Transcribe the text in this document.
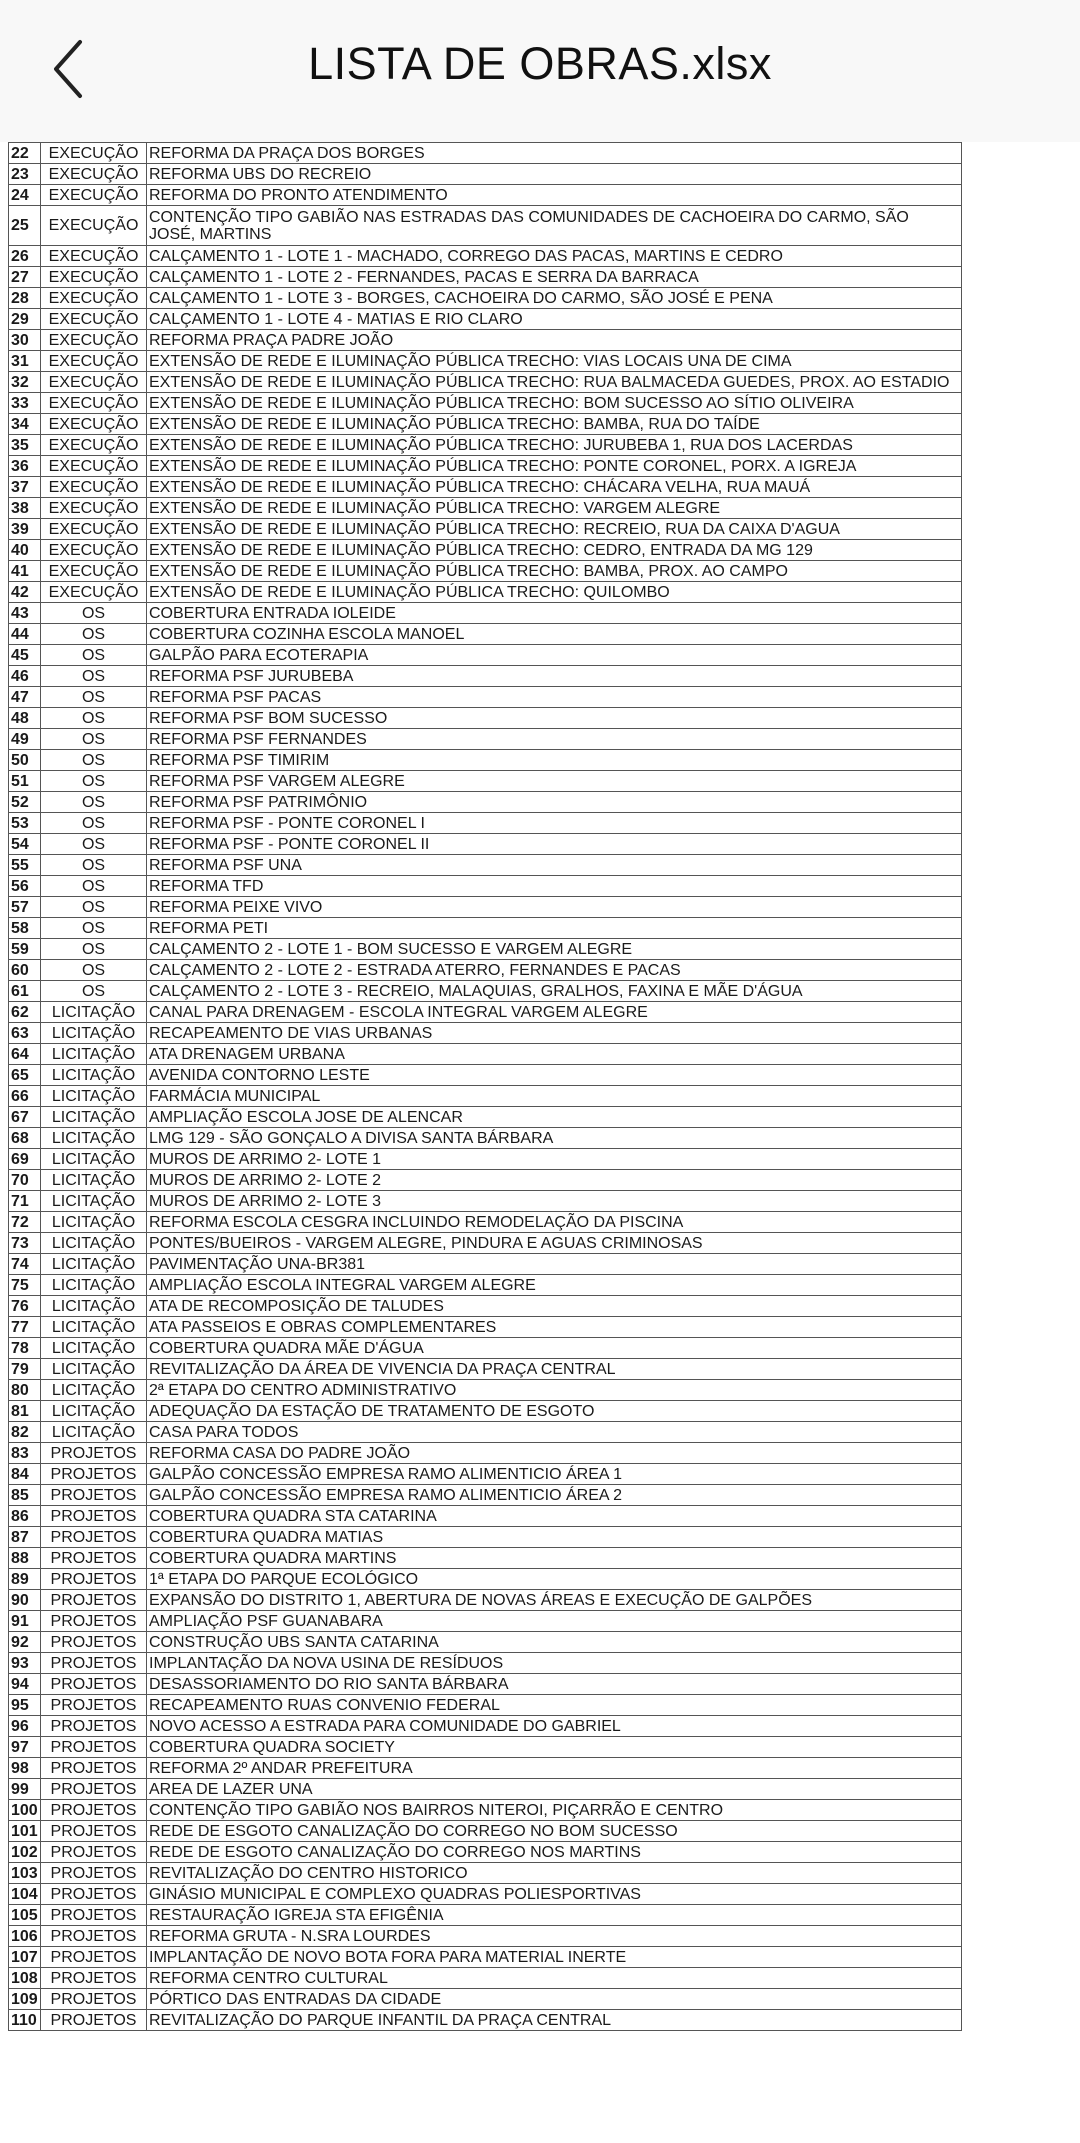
LISTA DE OBRAS.xlsx
22	EXECUÇÃO	REFORMA DA PRAÇA DOS BORGES
23	EXECUÇÃO	REFORMA UBS DO RECREIO
24	EXECUÇÃO	REFORMA DO PRONTO ATENDIMENTO
25	EXECUÇÃO	CONTENÇÃO TIPO GABIÃO NAS ESTRADAS DAS COMUNIDADES DE CACHOEIRA DO CARMO, SÃO JOSÉ, MARTINS
26	EXECUÇÃO	CALÇAMENTO 1 - LOTE 1 - MACHADO, CORREGO DAS PACAS, MARTINS E CEDRO
27	EXECUÇÃO	CALÇAMENTO 1 - LOTE 2 - FERNANDES, PACAS E SERRA DA BARRACA
28	EXECUÇÃO	CALÇAMENTO 1 - LOTE 3 - BORGES, CACHOEIRA DO CARMO, SÃO JOSÉ E PENA
29	EXECUÇÃO	CALÇAMENTO 1 - LOTE 4 - MATIAS E RIO CLARO
30	EXECUÇÃO	REFORMA PRAÇA PADRE JOÃO
31	EXECUÇÃO	EXTENSÃO DE REDE E ILUMINAÇÃO PÚBLICA TRECHO: VIAS LOCAIS UNA DE CIMA
32	EXECUÇÃO	EXTENSÃO DE REDE E ILUMINAÇÃO PÚBLICA TRECHO: RUA BALMACEDA GUEDES, PROX. AO ESTADIO
33	EXECUÇÃO	EXTENSÃO DE REDE E ILUMINAÇÃO PÚBLICA TRECHO: BOM SUCESSO AO SÍTIO OLIVEIRA
34	EXECUÇÃO	EXTENSÃO DE REDE E ILUMINAÇÃO PÚBLICA TRECHO: BAMBA, RUA DO TAÍDE
35	EXECUÇÃO	EXTENSÃO DE REDE E ILUMINAÇÃO PÚBLICA TRECHO: JURUBEBA 1, RUA DOS LACERDAS
36	EXECUÇÃO	EXTENSÃO DE REDE E ILUMINAÇÃO PÚBLICA TRECHO: PONTE CORONEL, PORX. A IGREJA
37	EXECUÇÃO	EXTENSÃO DE REDE E ILUMINAÇÃO PÚBLICA TRECHO: CHÁCARA VELHA, RUA MAUÁ
38	EXECUÇÃO	EXTENSÃO DE REDE E ILUMINAÇÃO PÚBLICA TRECHO: VARGEM ALEGRE
39	EXECUÇÃO	EXTENSÃO DE REDE E ILUMINAÇÃO PÚBLICA TRECHO: RECREIO, RUA DA CAIXA D'AGUA
40	EXECUÇÃO	EXTENSÃO DE REDE E ILUMINAÇÃO PÚBLICA TRECHO: CEDRO, ENTRADA DA MG 129
41	EXECUÇÃO	EXTENSÃO DE REDE E ILUMINAÇÃO PÚBLICA TRECHO: BAMBA, PROX. AO CAMPO
42	EXECUÇÃO	EXTENSÃO DE REDE E ILUMINAÇÃO PÚBLICA TRECHO: QUILOMBO
43	OS	COBERTURA ENTRADA IOLEIDE
44	OS	COBERTURA COZINHA ESCOLA MANOEL
45	OS	GALPÃO PARA ECOTERAPIA
46	OS	REFORMA PSF JURUBEBA
47	OS	REFORMA PSF PACAS
48	OS	REFORMA PSF BOM SUCESSO
49	OS	REFORMA PSF FERNANDES
50	OS	REFORMA PSF TIMIRIM
51	OS	REFORMA PSF VARGEM ALEGRE
52	OS	REFORMA PSF PATRIMÔNIO
53	OS	REFORMA PSF - PONTE CORONEL I
54	OS	REFORMA PSF - PONTE CORONEL II
55	OS	REFORMA PSF UNA
56	OS	REFORMA TFD
57	OS	REFORMA PEIXE VIVO
58	OS	REFORMA PETI
59	OS	CALÇAMENTO 2 - LOTE 1 - BOM SUCESSO E VARGEM ALEGRE
60	OS	CALÇAMENTO 2 - LOTE 2 - ESTRADA ATERRO, FERNANDES E PACAS
61	OS	CALÇAMENTO 2 - LOTE 3 - RECREIO, MALAQUIAS, GRALHOS, FAXINA E MÃE D'ÁGUA
62	LICITAÇÃO	CANAL PARA DRENAGEM - ESCOLA INTEGRAL VARGEM ALEGRE
63	LICITAÇÃO	RECAPEAMENTO DE VIAS URBANAS
64	LICITAÇÃO	ATA DRENAGEM URBANA
65	LICITAÇÃO	AVENIDA CONTORNO LESTE
66	LICITAÇÃO	FARMÁCIA MUNICIPAL
67	LICITAÇÃO	AMPLIAÇÃO ESCOLA JOSE DE ALENCAR
68	LICITAÇÃO	LMG 129 - SÃO GONÇALO A DIVISA SANTA BÁRBARA
69	LICITAÇÃO	MUROS DE ARRIMO 2- LOTE 1
70	LICITAÇÃO	MUROS DE ARRIMO 2- LOTE 2
71	LICITAÇÃO	MUROS DE ARRIMO 2- LOTE 3
72	LICITAÇÃO	REFORMA ESCOLA CESGRA INCLUINDO REMODELAÇÃO DA PISCINA
73	LICITAÇÃO	PONTES/BUEIROS - VARGEM ALEGRE, PINDURA E AGUAS CRIMINOSAS
74	LICITAÇÃO	PAVIMENTAÇÃO UNA-BR381
75	LICITAÇÃO	AMPLIAÇÃO ESCOLA INTEGRAL VARGEM ALEGRE
76	LICITAÇÃO	ATA DE RECOMPOSIÇÃO DE TALUDES
77	LICITAÇÃO	ATA PASSEIOS E OBRAS COMPLEMENTARES
78	LICITAÇÃO	COBERTURA QUADRA MÃE D'ÁGUA
79	LICITAÇÃO	REVITALIZAÇÃO DA ÁREA DE VIVENCIA DA PRAÇA CENTRAL
80	LICITAÇÃO	2ª ETAPA DO CENTRO ADMINISTRATIVO
81	LICITAÇÃO	ADEQUAÇÃO DA ESTAÇÃO DE TRATAMENTO DE ESGOTO
82	LICITAÇÃO	CASA PARA TODOS
83	PROJETOS	REFORMA CASA DO PADRE JOÃO
84	PROJETOS	GALPÃO CONCESSÃO EMPRESA RAMO ALIMENTICIO ÁREA 1
85	PROJETOS	GALPÃO CONCESSÃO EMPRESA RAMO ALIMENTICIO ÁREA 2
86	PROJETOS	COBERTURA QUADRA STA CATARINA
87	PROJETOS	COBERTURA QUADRA MATIAS
88	PROJETOS	COBERTURA QUADRA MARTINS
89	PROJETOS	1ª ETAPA DO PARQUE ECOLÓGICO
90	PROJETOS	EXPANSÃO DO DISTRITO 1, ABERTURA DE NOVAS ÁREAS E EXECUÇÃO DE GALPÕES
91	PROJETOS	AMPLIAÇÃO PSF GUANABARA
92	PROJETOS	CONSTRUÇÃO UBS SANTA CATARINA
93	PROJETOS	IMPLANTAÇÃO DA NOVA USINA DE RESÍDUOS
94	PROJETOS	DESASSORIAMENTO DO RIO SANTA BÁRBARA
95	PROJETOS	RECAPEAMENTO RUAS CONVENIO FEDERAL
96	PROJETOS	NOVO ACESSO A ESTRADA PARA COMUNIDADE DO GABRIEL
97	PROJETOS	COBERTURA QUADRA SOCIETY
98	PROJETOS	REFORMA 2º ANDAR PREFEITURA
99	PROJETOS	AREA DE LAZER UNA
100	PROJETOS	CONTENÇÃO TIPO GABIÃO NOS BAIRROS NITEROI, PIÇARRÃO E CENTRO
101	PROJETOS	REDE DE ESGOTO CANALIZAÇÃO DO CORREGO NO BOM SUCESSO
102	PROJETOS	REDE DE ESGOTO CANALIZAÇÃO DO CORREGO NOS MARTINS
103	PROJETOS	REVITALIZAÇÃO DO CENTRO HISTORICO
104	PROJETOS	GINÁSIO MUNICIPAL E COMPLEXO QUADRAS POLIESPORTIVAS
105	PROJETOS	RESTAURAÇÃO IGREJA STA EFIGÊNIA
106	PROJETOS	REFORMA GRUTA - N.SRA LOURDES
107	PROJETOS	IMPLANTAÇÃO DE NOVO BOTA FORA PARA MATERIAL INERTE
108	PROJETOS	REFORMA CENTRO CULTURAL
109	PROJETOS	PÓRTICO DAS ENTRADAS DA CIDADE
110	PROJETOS	REVITALIZAÇÃO DO PARQUE INFANTIL DA PRAÇA CENTRAL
────────────────
Exercise objective – Which lines include the word "VARGEM"? Copy every one of them.

Final result –
38	EXECUÇÃO	EXTENSÃO DE REDE E ILUMINAÇÃO PÚBLICA TRECHO: VARGEM ALEGRE
51	OS	REFORMA PSF VARGEM ALEGRE
59	OS	CALÇAMENTO 2 - LOTE 1 - BOM SUCESSO E VARGEM ALEGRE
62	LICITAÇÃO	CANAL PARA DRENAGEM - ESCOLA INTEGRAL VARGEM ALEGRE
73	LICITAÇÃO	PONTES/BUEIROS - VARGEM ALEGRE, PINDURA E AGUAS CRIMINOSAS
75	LICITAÇÃO	AMPLIAÇÃO ESCOLA INTEGRAL VARGEM ALEGRE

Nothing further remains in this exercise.